■ **TASK STATEMENT**: Copy all of the material word for word, except for the pictures.

===== TASK DATA =====

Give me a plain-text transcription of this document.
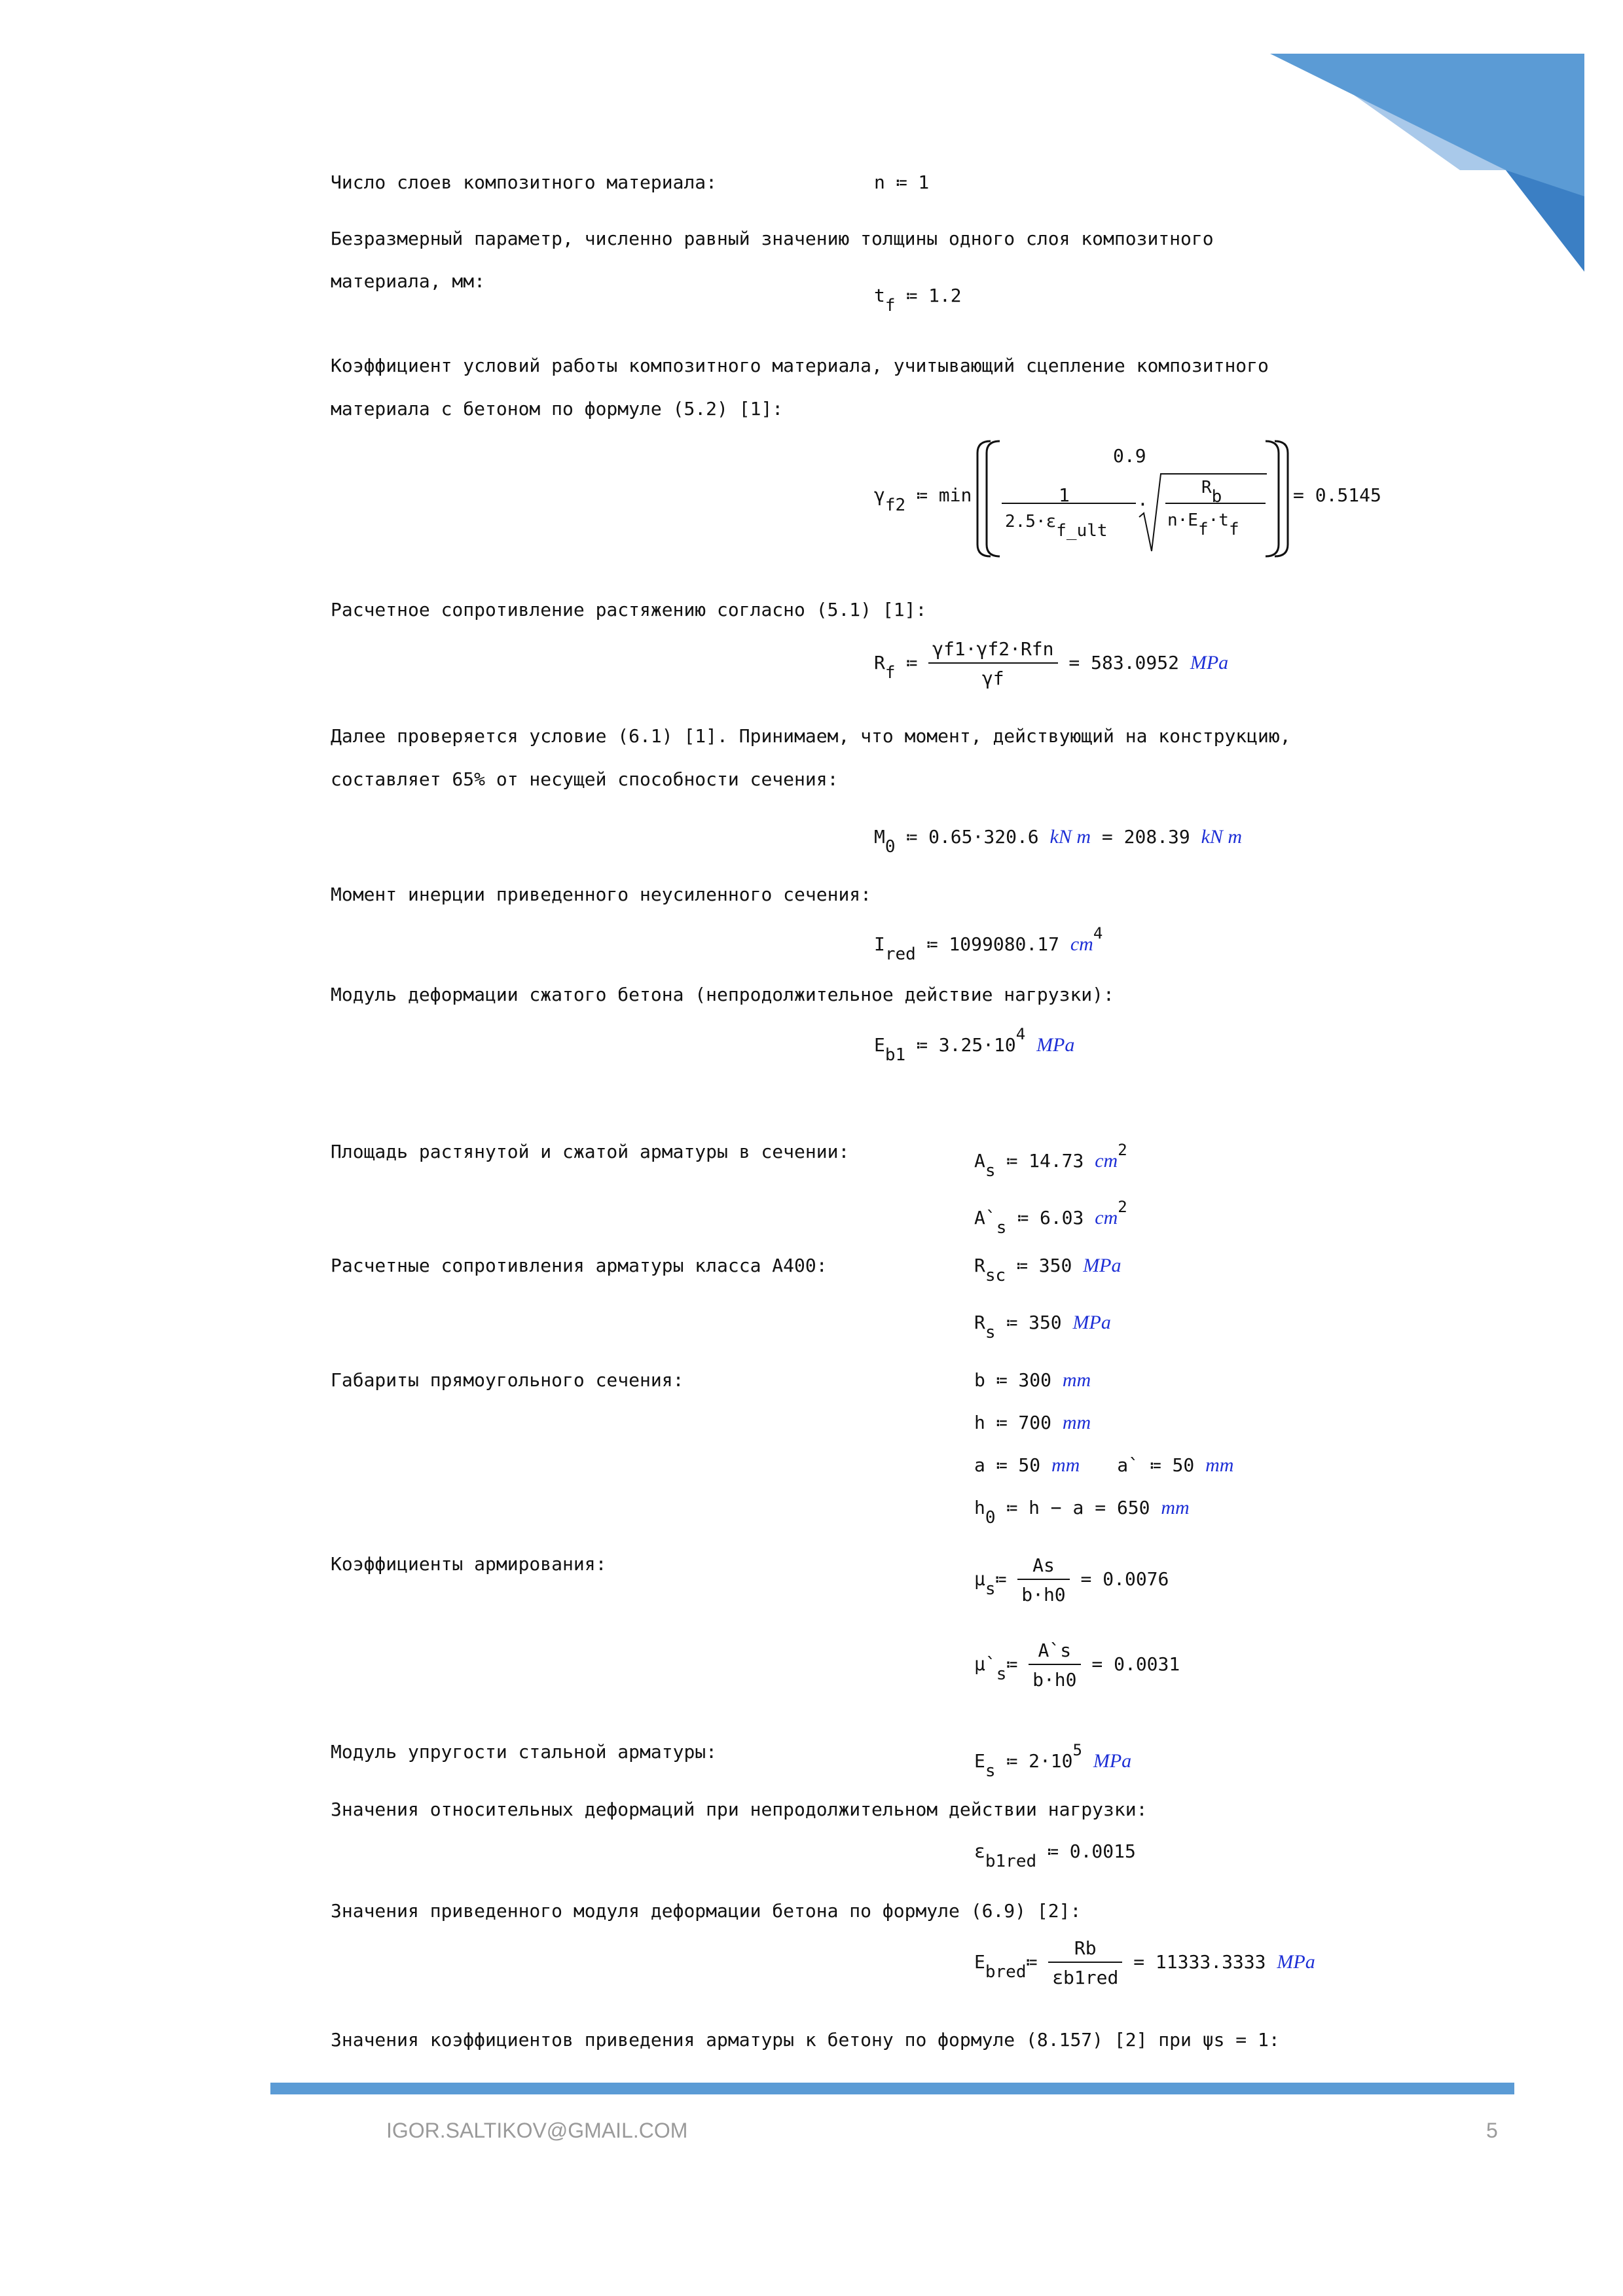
Число слоев композитного материала:	n ≔ 1
Безразмерный параметр, численно равный значению толщины одного слоя композитного
материала, мм:
$t_f$ ≔ 1.2
Коэффициент условий работы композитного материала, учитывающий сцепление композитного
материала с бетоном по формуле (5.2) [1]:
$\gamma_{f2}$ ≔ min
0.9
1
$2.5\cdot\varepsilon_{f\_ult}$
·
$R_b$
$n\cdot E_f\cdot t_f$
= 0.5145
Расчетное сопротивление растяжению согласно (5.1) [1]:
$R_f$ ≔ $\frac{\text{γf1·γf2·Rfn}}{\gamma f} = 583.0952$ MPa
Далее проверяется условие (6.1) [1]. Принимаем, что момент, действующий на конструкцию,
составляет 65% от несущей способности сечения:
$M_0$ ≔ 0.65·320.6 kN m = 208.39 kN m
Момент инерции приведенного неусиленного сечения:
$I_{red}$ ≔ 1099080.17 $cm^4$
Модуль деформации сжатого бетона (непродолжительное действие нагрузки):
$E_{b1}$ ≔ $3.25\cdot 10^4$ MPa
Площадь растянутой и сжатой арматуры в сечении:	$A_s$ ≔ 14.73 $cm^2$
$A`_s$ ≔ 6.03 $cm^2$
Расчетные сопротивления арматуры класса А400:	$R_{sc}$ ≔ 350 MPa
$R_s$ ≔ 350 MPa
Габариты прямоугольного сечения:	b ≔ 300 mm
h ≔ 700 mm
a ≔ 50 mm a` ≔ 50 mm
$h_0$ ≔ h − a = 650 mm
Коэффициенты армирования:
$\mu_s≔ \frac{As}{b\cdot h0} = 0.0076$
$\mu`_s≔ \frac{A`s}{b\cdot h0} = 0.0031$
Модуль упругости стальной арматуры:	$E_s$ ≔ $2\cdot 10^5$ MPa
Значения относительных деформаций при непродолжительном действии нагрузки:
$\varepsilon_{b1red}$ ≔ 0.0015
Значения приведенного модуля деформации бетона по формуле (6.9) [2]:
$E_{bred}≔ \frac{Rb}{\text{εb1red}} = 11333.3333$ MPa
Значения коэффициентов приведения арматуры к бетону по формуле (8.157) [2] при ψs = 1:
IGOR.SALTIKOV@GMAIL.COM	5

=====

■ **ANSWER TO THIS EXERCISE**:
Give me a plain-text transcription of this document.
Число слоев композитного материала:	n ≔ 1
Безразмерный параметр, численно равный значению толщины одного слоя композитного
материала, мм:
$t_f$ ≔ 1.2
Коэффициент условий работы композитного материала, учитывающий сцепление композитного
материала с бетоном по формуле (5.2) [1]:
$\gamma_{f2}$ ≔ min
0.9
1
$2.5\cdot\varepsilon_{f\_ult}$
·
$R_b$
$n\cdot E_f\cdot t_f$
= 0.5145
Расчетное сопротивление растяжению согласно (5.1) [1]:
$R_f$ ≔ $\frac{\text{γf1·γf2·Rfn}}{\gamma f} = 583.0952$ MPa
Далее проверяется условие (6.1) [1]. Принимаем, что момент, действующий на конструкцию,
составляет 65% от несущей способности сечения:
$M_0$ ≔ 0.65·320.6 kN m = 208.39 kN m
Момент инерции приведенного неусиленного сечения:
$I_{red}$ ≔ 1099080.17 $cm^4$
Модуль деформации сжатого бетона (непродолжительное действие нагрузки):
$E_{b1}$ ≔ $3.25\cdot 10^4$ MPa
Площадь растянутой и сжатой арматуры в сечении:	$A_s$ ≔ 14.73 $cm^2$
$A`_s$ ≔ 6.03 $cm^2$
Расчетные сопротивления арматуры класса А400:	$R_{sc}$ ≔ 350 MPa
$R_s$ ≔ 350 MPa
Габариты прямоугольного сечения:	b ≔ 300 mm
h ≔ 700 mm
a ≔ 50 mm a` ≔ 50 mm
$h_0$ ≔ h − a = 650 mm
Коэффициенты армирования:
$\mu_s≔ \frac{As}{b\cdot h0} = 0.0076$
$\mu`_s≔ \frac{A`s}{b\cdot h0} = 0.0031$
Модуль упругости стальной арматуры:	$E_s$ ≔ $2\cdot 10^5$ MPa
Значения относительных деформаций при непродолжительном действии нагрузки:
$\varepsilon_{b1red}$ ≔ 0.0015
Значения приведенного модуля деформации бетона по формуле (6.9) [2]:
$E_{bred}≔ \frac{Rb}{\text{εb1red}} = 11333.3333$ MPa
Значения коэффициентов приведения арматуры к бетону по формуле (8.157) [2] при ψs = 1:
IGOR.SALTIKOV@GMAIL.COM	5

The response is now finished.